● WHAT YOU WILL DO
Give the records back in full, exactly as they read.

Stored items

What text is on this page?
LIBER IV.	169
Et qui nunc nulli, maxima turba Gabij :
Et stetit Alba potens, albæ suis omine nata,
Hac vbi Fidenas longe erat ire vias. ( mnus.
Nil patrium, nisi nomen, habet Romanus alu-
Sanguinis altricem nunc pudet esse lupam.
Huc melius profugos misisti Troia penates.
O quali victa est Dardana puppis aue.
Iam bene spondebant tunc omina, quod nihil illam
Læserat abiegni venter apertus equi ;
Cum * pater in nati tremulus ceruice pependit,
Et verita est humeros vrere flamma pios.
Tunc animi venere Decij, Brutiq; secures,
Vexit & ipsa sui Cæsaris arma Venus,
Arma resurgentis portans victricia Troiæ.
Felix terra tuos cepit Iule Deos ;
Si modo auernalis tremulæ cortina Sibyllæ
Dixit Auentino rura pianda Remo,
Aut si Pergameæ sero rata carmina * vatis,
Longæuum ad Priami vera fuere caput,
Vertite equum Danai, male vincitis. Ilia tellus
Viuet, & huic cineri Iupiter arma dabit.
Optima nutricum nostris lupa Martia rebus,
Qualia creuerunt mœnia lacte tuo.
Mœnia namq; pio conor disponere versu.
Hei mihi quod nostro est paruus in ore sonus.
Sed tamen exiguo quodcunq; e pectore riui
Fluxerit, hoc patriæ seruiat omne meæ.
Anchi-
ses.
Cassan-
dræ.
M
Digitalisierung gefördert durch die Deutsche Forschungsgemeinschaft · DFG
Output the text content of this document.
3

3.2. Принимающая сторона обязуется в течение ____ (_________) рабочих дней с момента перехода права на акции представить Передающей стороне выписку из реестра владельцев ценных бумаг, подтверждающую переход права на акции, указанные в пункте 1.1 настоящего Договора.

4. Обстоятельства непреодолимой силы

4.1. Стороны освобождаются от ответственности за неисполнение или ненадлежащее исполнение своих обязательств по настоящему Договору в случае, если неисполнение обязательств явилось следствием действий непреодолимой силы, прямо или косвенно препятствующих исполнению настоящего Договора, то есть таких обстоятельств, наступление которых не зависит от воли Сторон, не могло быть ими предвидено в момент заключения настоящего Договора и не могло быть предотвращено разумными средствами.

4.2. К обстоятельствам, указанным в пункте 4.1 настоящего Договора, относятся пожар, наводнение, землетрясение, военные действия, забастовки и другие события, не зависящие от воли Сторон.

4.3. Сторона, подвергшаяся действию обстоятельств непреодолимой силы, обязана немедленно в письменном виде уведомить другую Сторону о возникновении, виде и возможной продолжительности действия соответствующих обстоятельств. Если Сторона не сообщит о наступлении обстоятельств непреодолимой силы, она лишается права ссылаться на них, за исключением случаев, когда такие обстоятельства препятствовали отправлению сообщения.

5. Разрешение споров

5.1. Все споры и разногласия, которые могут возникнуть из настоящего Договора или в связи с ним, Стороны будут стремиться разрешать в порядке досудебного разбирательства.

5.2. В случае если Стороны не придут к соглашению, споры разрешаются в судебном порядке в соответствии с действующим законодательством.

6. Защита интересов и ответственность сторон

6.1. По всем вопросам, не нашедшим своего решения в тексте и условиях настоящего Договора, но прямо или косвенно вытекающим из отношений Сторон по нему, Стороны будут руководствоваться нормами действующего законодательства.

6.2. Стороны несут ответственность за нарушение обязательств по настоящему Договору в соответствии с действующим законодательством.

● RESULT BELOW
What text is on this page?
LIBER IV.	169
Et qui nunc nulli, maxima turba Gabij :
Et stetit Alba potens, albæ suis omine nata,
Hac vbi Fidenas longe erat ire vias. ( mnus.
Nil patrium, nisi nomen, habet Romanus alu-
Sanguinis altricem nunc pudet esse lupam.
Huc melius profugos misisti Troia penates.
O quali victa est Dardana puppis aue.
Iam bene spondebant tunc omina, quod nihil illam
Læserat abiegni venter apertus equi ;
Cum * pater in nati tremulus ceruice pependit,
Et verita est humeros vrere flamma pios.
Tunc animi venere Decij, Brutiq; secures,
Vexit & ipsa sui Cæsaris arma Venus,
Arma resurgentis portans victricia Troiæ.
Felix terra tuos cepit Iule Deos ;
Si modo auernalis tremulæ cortina Sibyllæ
Dixit Auentino rura pianda Remo,
Aut si Pergameæ sero rata carmina * vatis,
Longæuum ad Priami vera fuere caput,
Vertite equum Danai, male vincitis. Ilia tellus
Viuet, & huic cineri Iupiter arma dabit.
Optima nutricum nostris lupa Martia rebus,
Qualia creuerunt mœnia lacte tuo.
Mœnia namq; pio conor disponere versu.
Hei mihi quod nostro est paruus in ore sonus.
Sed tamen exiguo quodcunq; e pectore riui
Fluxerit, hoc patriæ seruiat omne meæ.
Anchi-
ses.
Cassan-
dræ.
M
Digitalisierung gefördert durch die Deutsche Forschungsgemeinschaft · DFG
Output the text content of this document.
3

3.2. Принимающая сторона обязуется в течение ____ (_________) рабочих дней с момента перехода права на акции представить Передающей стороне выписку из реестра владельцев ценных бумаг, подтверждающую переход права на акции, указанные в пункте 1.1 настоящего Договора.

4. Обстоятельства непреодолимой силы

4.1. Стороны освобождаются от ответственности за неисполнение или ненадлежащее исполнение своих обязательств по настоящему Договору в случае, если неисполнение обязательств явилось следствием действий непреодолимой силы, прямо или косвенно препятствующих исполнению настоящего Договора, то есть таких обстоятельств, наступление которых не зависит от воли Сторон, не могло быть ими предвидено в момент заключения настоящего Договора и не могло быть предотвращено разумными средствами.

4.2. К обстоятельствам, указанным в пункте 4.1 настоящего Договора, относятся пожар, наводнение, землетрясение, военные действия, забастовки и другие события, не зависящие от воли Сторон.

4.3. Сторона, подвергшаяся действию обстоятельств непреодолимой силы, обязана немедленно в письменном виде уведомить другую Сторону о возникновении, виде и возможной продолжительности действия соответствующих обстоятельств. Если Сторона не сообщит о наступлении обстоятельств непреодолимой силы, она лишается права ссылаться на них, за исключением случаев, когда такие обстоятельства препятствовали отправлению сообщения.

5. Разрешение споров

5.1. Все споры и разногласия, которые могут возникнуть из настоящего Договора или в связи с ним, Стороны будут стремиться разрешать в порядке досудебного разбирательства.

5.2. В случае если Стороны не придут к соглашению, споры разрешаются в судебном порядке в соответствии с действующим законодательством.

6. Защита интересов и ответственность сторон

6.1. По всем вопросам, не нашедшим своего решения в тексте и условиях настоящего Договора, но прямо или косвенно вытекающим из отношений Сторон по нему, Стороны будут руководствоваться нормами действующего законодательства.

6.2. Стороны несут ответственность за нарушение обязательств по настоящему Договору в соответствии с действующим законодательством.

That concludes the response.